- [Task prompt]: Could you reproduce the data below word for word, leaving out the pictures?
====== Dataset records
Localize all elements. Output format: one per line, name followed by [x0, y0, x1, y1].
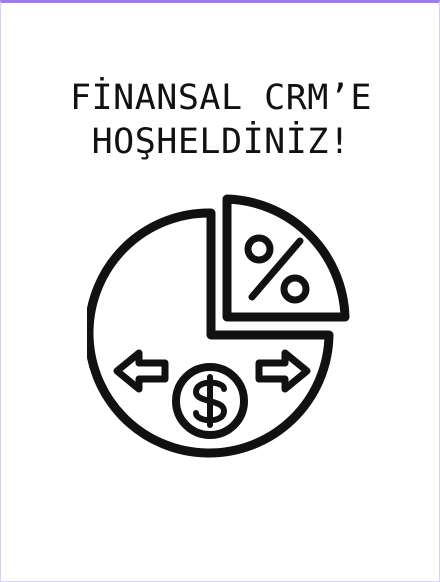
welcome-screen: FİNANSAL CRM’E HOŞHELDİNİZ!: [0, 0, 440, 582]
welcome-title-line-2: HOŞHELDİNİZ!: [91, 122, 351, 162]
finance-pie-chart-icon: [87, 194, 350, 458]
welcome-title-line-1: FİNANSAL CRM’E: [69, 78, 372, 118]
============
- [Response to the exercise]:
Localize all elements. Output format: one per line, name followed by [x0, y0, x1, y1].
welcome-screen: FİNANSAL CRM’E HOŞHELDİNİZ!: [0, 0, 440, 582]
welcome-title-line-2: HOŞHELDİNİZ!: [91, 122, 351, 162]
finance-pie-chart-icon: [87, 194, 350, 458]
welcome-title-line-1: FİNANSAL CRM’E: [69, 78, 372, 118]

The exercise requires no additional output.